** Begin ENTRIES SHOWN **

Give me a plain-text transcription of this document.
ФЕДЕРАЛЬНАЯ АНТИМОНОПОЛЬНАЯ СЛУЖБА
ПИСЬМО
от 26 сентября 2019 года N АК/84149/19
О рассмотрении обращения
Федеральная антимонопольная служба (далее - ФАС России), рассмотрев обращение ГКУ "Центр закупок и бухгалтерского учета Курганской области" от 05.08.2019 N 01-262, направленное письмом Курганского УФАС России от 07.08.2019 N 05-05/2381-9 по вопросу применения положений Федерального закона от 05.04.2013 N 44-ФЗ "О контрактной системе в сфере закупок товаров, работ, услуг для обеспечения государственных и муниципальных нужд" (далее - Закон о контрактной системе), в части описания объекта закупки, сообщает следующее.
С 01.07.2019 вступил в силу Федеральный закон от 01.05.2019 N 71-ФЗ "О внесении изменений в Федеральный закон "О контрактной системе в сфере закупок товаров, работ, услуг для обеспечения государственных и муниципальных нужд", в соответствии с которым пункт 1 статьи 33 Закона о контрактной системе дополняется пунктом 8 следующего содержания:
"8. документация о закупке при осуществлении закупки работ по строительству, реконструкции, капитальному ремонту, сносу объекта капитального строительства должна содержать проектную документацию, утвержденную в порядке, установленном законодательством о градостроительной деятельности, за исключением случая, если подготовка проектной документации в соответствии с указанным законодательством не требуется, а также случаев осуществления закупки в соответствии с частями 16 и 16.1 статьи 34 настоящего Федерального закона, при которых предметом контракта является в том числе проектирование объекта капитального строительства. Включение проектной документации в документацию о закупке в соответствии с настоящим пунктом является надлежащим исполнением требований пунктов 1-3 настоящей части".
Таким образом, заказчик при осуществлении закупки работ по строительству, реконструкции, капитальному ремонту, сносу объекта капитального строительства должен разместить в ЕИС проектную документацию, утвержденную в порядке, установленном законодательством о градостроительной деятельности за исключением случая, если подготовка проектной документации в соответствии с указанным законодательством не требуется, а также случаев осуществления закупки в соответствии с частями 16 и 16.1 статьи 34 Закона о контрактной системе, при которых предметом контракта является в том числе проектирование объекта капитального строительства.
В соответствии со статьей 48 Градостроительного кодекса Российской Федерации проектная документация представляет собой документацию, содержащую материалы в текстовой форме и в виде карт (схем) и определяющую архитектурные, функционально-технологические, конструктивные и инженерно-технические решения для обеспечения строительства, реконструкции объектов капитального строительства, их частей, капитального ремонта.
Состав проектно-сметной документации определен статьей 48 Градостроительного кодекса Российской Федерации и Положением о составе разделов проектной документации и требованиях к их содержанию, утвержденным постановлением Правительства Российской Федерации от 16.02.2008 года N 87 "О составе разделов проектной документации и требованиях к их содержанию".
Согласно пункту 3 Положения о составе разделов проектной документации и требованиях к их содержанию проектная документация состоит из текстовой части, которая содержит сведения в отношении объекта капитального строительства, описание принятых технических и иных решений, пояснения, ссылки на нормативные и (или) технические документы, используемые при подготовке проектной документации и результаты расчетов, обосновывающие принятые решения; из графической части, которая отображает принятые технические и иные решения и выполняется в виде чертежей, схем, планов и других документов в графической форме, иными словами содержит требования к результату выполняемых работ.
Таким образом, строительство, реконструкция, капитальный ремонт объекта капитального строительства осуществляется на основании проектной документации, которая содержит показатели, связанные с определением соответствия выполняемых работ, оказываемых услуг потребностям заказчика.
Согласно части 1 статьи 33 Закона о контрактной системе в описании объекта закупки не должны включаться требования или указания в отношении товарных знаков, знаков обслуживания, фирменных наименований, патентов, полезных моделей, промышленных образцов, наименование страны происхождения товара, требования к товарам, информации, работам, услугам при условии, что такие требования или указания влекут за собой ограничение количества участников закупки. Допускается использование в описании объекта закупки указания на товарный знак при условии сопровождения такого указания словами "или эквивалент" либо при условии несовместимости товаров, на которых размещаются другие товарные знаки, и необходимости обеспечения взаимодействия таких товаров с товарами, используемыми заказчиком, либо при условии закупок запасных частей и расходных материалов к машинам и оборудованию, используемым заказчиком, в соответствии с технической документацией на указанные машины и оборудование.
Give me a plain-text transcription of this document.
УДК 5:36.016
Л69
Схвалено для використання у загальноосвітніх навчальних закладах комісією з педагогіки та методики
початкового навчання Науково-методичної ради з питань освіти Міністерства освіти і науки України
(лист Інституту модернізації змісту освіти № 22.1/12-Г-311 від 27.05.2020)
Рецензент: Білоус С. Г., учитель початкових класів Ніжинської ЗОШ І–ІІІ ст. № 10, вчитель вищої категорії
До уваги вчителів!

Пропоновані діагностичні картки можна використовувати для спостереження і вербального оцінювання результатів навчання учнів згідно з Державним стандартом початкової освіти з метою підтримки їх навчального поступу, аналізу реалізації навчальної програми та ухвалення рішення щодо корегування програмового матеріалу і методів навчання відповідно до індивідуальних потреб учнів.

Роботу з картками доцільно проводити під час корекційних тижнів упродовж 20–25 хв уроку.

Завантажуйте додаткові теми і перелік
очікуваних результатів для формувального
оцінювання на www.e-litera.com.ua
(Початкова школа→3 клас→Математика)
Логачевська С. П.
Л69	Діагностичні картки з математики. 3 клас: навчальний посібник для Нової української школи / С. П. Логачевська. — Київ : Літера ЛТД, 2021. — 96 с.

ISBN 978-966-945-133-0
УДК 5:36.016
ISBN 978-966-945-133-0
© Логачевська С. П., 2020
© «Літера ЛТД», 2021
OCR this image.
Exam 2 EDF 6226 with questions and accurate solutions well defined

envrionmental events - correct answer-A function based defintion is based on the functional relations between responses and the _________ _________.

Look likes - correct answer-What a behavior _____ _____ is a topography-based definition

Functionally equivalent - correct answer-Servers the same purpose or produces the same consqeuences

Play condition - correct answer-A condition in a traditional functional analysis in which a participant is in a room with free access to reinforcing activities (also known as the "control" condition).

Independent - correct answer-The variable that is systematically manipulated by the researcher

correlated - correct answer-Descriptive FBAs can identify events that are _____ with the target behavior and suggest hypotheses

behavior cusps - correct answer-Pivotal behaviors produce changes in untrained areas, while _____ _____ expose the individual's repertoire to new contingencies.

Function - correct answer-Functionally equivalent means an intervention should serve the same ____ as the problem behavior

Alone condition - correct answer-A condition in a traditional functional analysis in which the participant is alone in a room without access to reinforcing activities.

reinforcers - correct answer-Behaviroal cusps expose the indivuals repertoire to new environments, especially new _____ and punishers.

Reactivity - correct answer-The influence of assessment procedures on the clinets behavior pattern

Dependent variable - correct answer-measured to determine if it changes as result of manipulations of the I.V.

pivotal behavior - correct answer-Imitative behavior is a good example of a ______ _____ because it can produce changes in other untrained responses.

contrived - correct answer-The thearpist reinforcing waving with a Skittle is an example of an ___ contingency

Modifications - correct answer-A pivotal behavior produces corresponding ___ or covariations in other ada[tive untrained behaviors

** End ENTRIES SHOWN **

Copy every line of the material, please, keeping it exactly the same.

Give me a plain-text transcription of this document.
ФЕДЕРАЛЬНАЯ АНТИМОНОПОЛЬНАЯ СЛУЖБА
ПИСЬМО
от 26 сентября 2019 года N АК/84149/19
О рассмотрении обращения
Федеральная антимонопольная служба (далее - ФАС России), рассмотрев обращение ГКУ "Центр закупок и бухгалтерского учета Курганской области" от 05.08.2019 N 01-262, направленное письмом Курганского УФАС России от 07.08.2019 N 05-05/2381-9 по вопросу применения положений Федерального закона от 05.04.2013 N 44-ФЗ "О контрактной системе в сфере закупок товаров, работ, услуг для обеспечения государственных и муниципальных нужд" (далее - Закон о контрактной системе), в части описания объекта закупки, сообщает следующее.
С 01.07.2019 вступил в силу Федеральный закон от 01.05.2019 N 71-ФЗ "О внесении изменений в Федеральный закон "О контрактной системе в сфере закупок товаров, работ, услуг для обеспечения государственных и муниципальных нужд", в соответствии с которым пункт 1 статьи 33 Закона о контрактной системе дополняется пунктом 8 следующего содержания:
"8. документация о закупке при осуществлении закупки работ по строительству, реконструкции, капитальному ремонту, сносу объекта капитального строительства должна содержать проектную документацию, утвержденную в порядке, установленном законодательством о градостроительной деятельности, за исключением случая, если подготовка проектной документации в соответствии с указанным законодательством не требуется, а также случаев осуществления закупки в соответствии с частями 16 и 16.1 статьи 34 настоящего Федерального закона, при которых предметом контракта является в том числе проектирование объекта капитального строительства. Включение проектной документации в документацию о закупке в соответствии с настоящим пунктом является надлежащим исполнением требований пунктов 1-3 настоящей части".
Таким образом, заказчик при осуществлении закупки работ по строительству, реконструкции, капитальному ремонту, сносу объекта капитального строительства должен разместить в ЕИС проектную документацию, утвержденную в порядке, установленном законодательством о градостроительной деятельности за исключением случая, если подготовка проектной документации в соответствии с указанным законодательством не требуется, а также случаев осуществления закупки в соответствии с частями 16 и 16.1 статьи 34 Закона о контрактной системе, при которых предметом контракта является в том числе проектирование объекта капитального строительства.
В соответствии со статьей 48 Градостроительного кодекса Российской Федерации проектная документация представляет собой документацию, содержащую материалы в текстовой форме и в виде карт (схем) и определяющую архитектурные, функционально-технологические, конструктивные и инженерно-технические решения для обеспечения строительства, реконструкции объектов капитального строительства, их частей, капитального ремонта.
Состав проектно-сметной документации определен статьей 48 Градостроительного кодекса Российской Федерации и Положением о составе разделов проектной документации и требованиях к их содержанию, утвержденным постановлением Правительства Российской Федерации от 16.02.2008 года N 87 "О составе разделов проектной документации и требованиях к их содержанию".
Согласно пункту 3 Положения о составе разделов проектной документации и требованиях к их содержанию проектная документация состоит из текстовой части, которая содержит сведения в отношении объекта капитального строительства, описание принятых технических и иных решений, пояснения, ссылки на нормативные и (или) технические документы, используемые при подготовке проектной документации и результаты расчетов, обосновывающие принятые решения; из графической части, которая отображает принятые технические и иные решения и выполняется в виде чертежей, схем, планов и других документов в графической форме, иными словами содержит требования к результату выполняемых работ.
Таким образом, строительство, реконструкция, капитальный ремонт объекта капитального строительства осуществляется на основании проектной документации, которая содержит показатели, связанные с определением соответствия выполняемых работ, оказываемых услуг потребностям заказчика.
Согласно части 1 статьи 33 Закона о контрактной системе в описании объекта закупки не должны включаться требования или указания в отношении товарных знаков, знаков обслуживания, фирменных наименований, патентов, полезных моделей, промышленных образцов, наименование страны происхождения товара, требования к товарам, информации, работам, услугам при условии, что такие требования или указания влекут за собой ограничение количества участников закупки. Допускается использование в описании объекта закупки указания на товарный знак при условии сопровождения такого указания словами "или эквивалент" либо при условии несовместимости товаров, на которых размещаются другие товарные знаки, и необходимости обеспечения взаимодействия таких товаров с товарами, используемыми заказчиком, либо при условии закупок запасных частей и расходных материалов к машинам и оборудованию, используемым заказчиком, в соответствии с технической документацией на указанные машины и оборудование.
Give me a plain-text transcription of this document.
УДК 5:36.016
Л69
Схвалено для використання у загальноосвітніх навчальних закладах комісією з педагогіки та методики
початкового навчання Науково-методичної ради з питань освіти Міністерства освіти і науки України
(лист Інституту модернізації змісту освіти № 22.1/12-Г-311 від 27.05.2020)
Рецензент: Білоус С. Г., учитель початкових класів Ніжинської ЗОШ І–ІІІ ст. № 10, вчитель вищої категорії
До уваги вчителів!

Пропоновані діагностичні картки можна використовувати для спостереження і вербального оцінювання результатів навчання учнів згідно з Державним стандартом початкової освіти з метою підтримки їх навчального поступу, аналізу реалізації навчальної програми та ухвалення рішення щодо корегування програмового матеріалу і методів навчання відповідно до індивідуальних потреб учнів.

Роботу з картками доцільно проводити під час корекційних тижнів упродовж 20–25 хв уроку.

Завантажуйте додаткові теми і перелік
очікуваних результатів для формувального
оцінювання на www.e-litera.com.ua
(Початкова школа→3 клас→Математика)
Логачевська С. П.
Л69	Діагностичні картки з математики. 3 клас: навчальний посібник для Нової української школи / С. П. Логачевська. — Київ : Літера ЛТД, 2021. — 96 с.

ISBN 978-966-945-133-0
УДК 5:36.016
ISBN 978-966-945-133-0
© Логачевська С. П., 2020
© «Літера ЛТД», 2021
OCR this image.
Exam 2 EDF 6226 with questions and accurate solutions well defined

envrionmental events - correct answer-A function based defintion is based on the functional relations between responses and the _________ _________.

Look likes - correct answer-What a behavior _____ _____ is a topography-based definition

Functionally equivalent - correct answer-Servers the same purpose or produces the same consqeuences

Play condition - correct answer-A condition in a traditional functional analysis in which a participant is in a room with free access to reinforcing activities (also known as the "control" condition).

Independent - correct answer-The variable that is systematically manipulated by the researcher

correlated - correct answer-Descriptive FBAs can identify events that are _____ with the target behavior and suggest hypotheses

behavior cusps - correct answer-Pivotal behaviors produce changes in untrained areas, while _____ _____ expose the individual's repertoire to new contingencies.

Function - correct answer-Functionally equivalent means an intervention should serve the same ____ as the problem behavior

Alone condition - correct answer-A condition in a traditional functional analysis in which the participant is alone in a room without access to reinforcing activities.

reinforcers - correct answer-Behaviroal cusps expose the indivuals repertoire to new environments, especially new _____ and punishers.

Reactivity - correct answer-The influence of assessment procedures on the clinets behavior pattern

Dependent variable - correct answer-measured to determine if it changes as result of manipulations of the I.V.

pivotal behavior - correct answer-Imitative behavior is a good example of a ______ _____ because it can produce changes in other untrained responses.

contrived - correct answer-The thearpist reinforcing waving with a Skittle is an example of an ___ contingency

Modifications - correct answer-A pivotal behavior produces corresponding ___ or covariations in other ada[tive untrained behaviors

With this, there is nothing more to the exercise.